*Short problem*: Transcribe the records below in full; pictures stay out of the copy.

------ Task inputs ------

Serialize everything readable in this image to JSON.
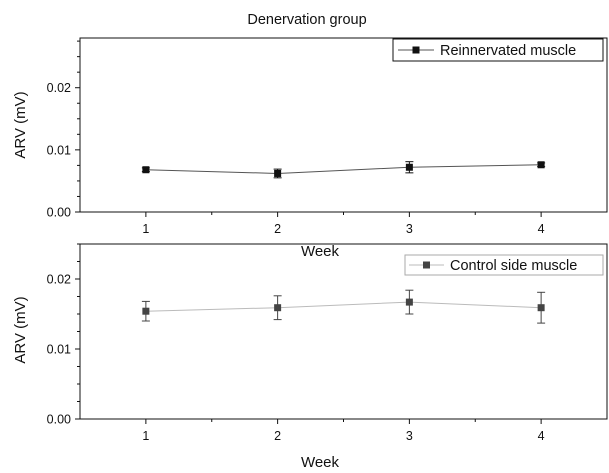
{
  "figure_title": "Denervation group",
  "chart_data": [
    {
      "type": "line",
      "title": "",
      "xlabel": "Week",
      "ylabel": "ARV (mV)",
      "x": [
        1,
        2,
        3,
        4
      ],
      "xlim": [
        0.5,
        4.5
      ],
      "ylim": [
        0,
        0.028
      ],
      "x_ticks": [
        "1",
        "2",
        "3",
        "4"
      ],
      "y_ticks": [
        "0.00",
        "0.01",
        "0.02"
      ],
      "y_tick_values": [
        0,
        0.01,
        0.02
      ],
      "grid": false,
      "legend_position": "top-right",
      "series": [
        {
          "name": "Reinnervated muscle",
          "values": [
            0.0068,
            0.0062,
            0.0072,
            0.0076
          ],
          "errors": [
            0.0003,
            0.0007,
            0.0009,
            0.0003
          ],
          "color": "#111111",
          "line_color": "#555555",
          "marker": "square"
        }
      ]
    },
    {
      "type": "line",
      "title": "",
      "xlabel": "Week",
      "ylabel": "ARV (mV)",
      "x": [
        1,
        2,
        3,
        4
      ],
      "xlim": [
        0.5,
        4.5
      ],
      "ylim": [
        0,
        0.025
      ],
      "x_ticks": [
        "1",
        "2",
        "3",
        "4"
      ],
      "y_ticks": [
        "0.00",
        "0.01",
        "0.02"
      ],
      "y_tick_values": [
        0,
        0.01,
        0.02
      ],
      "grid": false,
      "legend_position": "top-right",
      "series": [
        {
          "name": "Control side muscle",
          "values": [
            0.0154,
            0.0159,
            0.0167,
            0.0159
          ],
          "errors": [
            0.0014,
            0.0017,
            0.0017,
            0.0022
          ],
          "color": "#444444",
          "line_color": "#bbbbbb",
          "marker": "square"
        }
      ]
    }
  ]
}
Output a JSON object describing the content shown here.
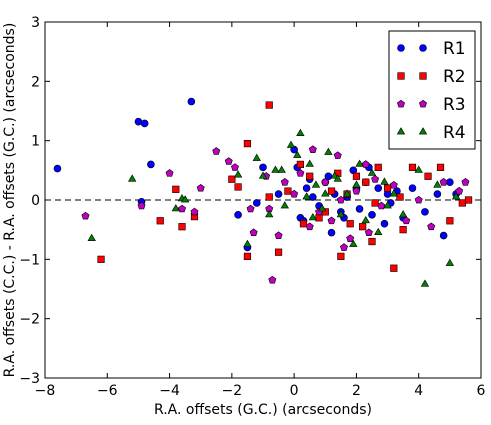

------

*Response*:
Serialize everything readable in this image to JSON.
{
  "figure_title": "Denervation group",
  "chart_data": [
    {
      "type": "line",
      "title": "",
      "xlabel": "Week",
      "ylabel": "ARV (mV)",
      "x": [
        1,
        2,
        3,
        4
      ],
      "xlim": [
        0.5,
        4.5
      ],
      "ylim": [
        0,
        0.028
      ],
      "x_ticks": [
        "1",
        "2",
        "3",
        "4"
      ],
      "y_ticks": [
        "0.00",
        "0.01",
        "0.02"
      ],
      "y_tick_values": [
        0,
        0.01,
        0.02
      ],
      "grid": false,
      "legend_position": "top-right",
      "series": [
        {
          "name": "Reinnervated muscle",
          "values": [
            0.0068,
            0.0062,
            0.0072,
            0.0076
          ],
          "errors": [
            0.0003,
            0.0007,
            0.0009,
            0.0003
          ],
          "color": "#111111",
          "line_color": "#555555",
          "marker": "square"
        }
      ]
    },
    {
      "type": "line",
      "title": "",
      "xlabel": "Week",
      "ylabel": "ARV (mV)",
      "x": [
        1,
        2,
        3,
        4
      ],
      "xlim": [
        0.5,
        4.5
      ],
      "ylim": [
        0,
        0.025
      ],
      "x_ticks": [
        "1",
        "2",
        "3",
        "4"
      ],
      "y_ticks": [
        "0.00",
        "0.01",
        "0.02"
      ],
      "y_tick_values": [
        0,
        0.01,
        0.02
      ],
      "grid": false,
      "legend_position": "top-right",
      "series": [
        {
          "name": "Control side muscle",
          "values": [
            0.0154,
            0.0159,
            0.0167,
            0.0159
          ],
          "errors": [
            0.0014,
            0.0017,
            0.0017,
            0.0022
          ],
          "color": "#444444",
          "line_color": "#bbbbbb",
          "marker": "square"
        }
      ]
    }
  ]
}
Output a JSON object describing the content shown here.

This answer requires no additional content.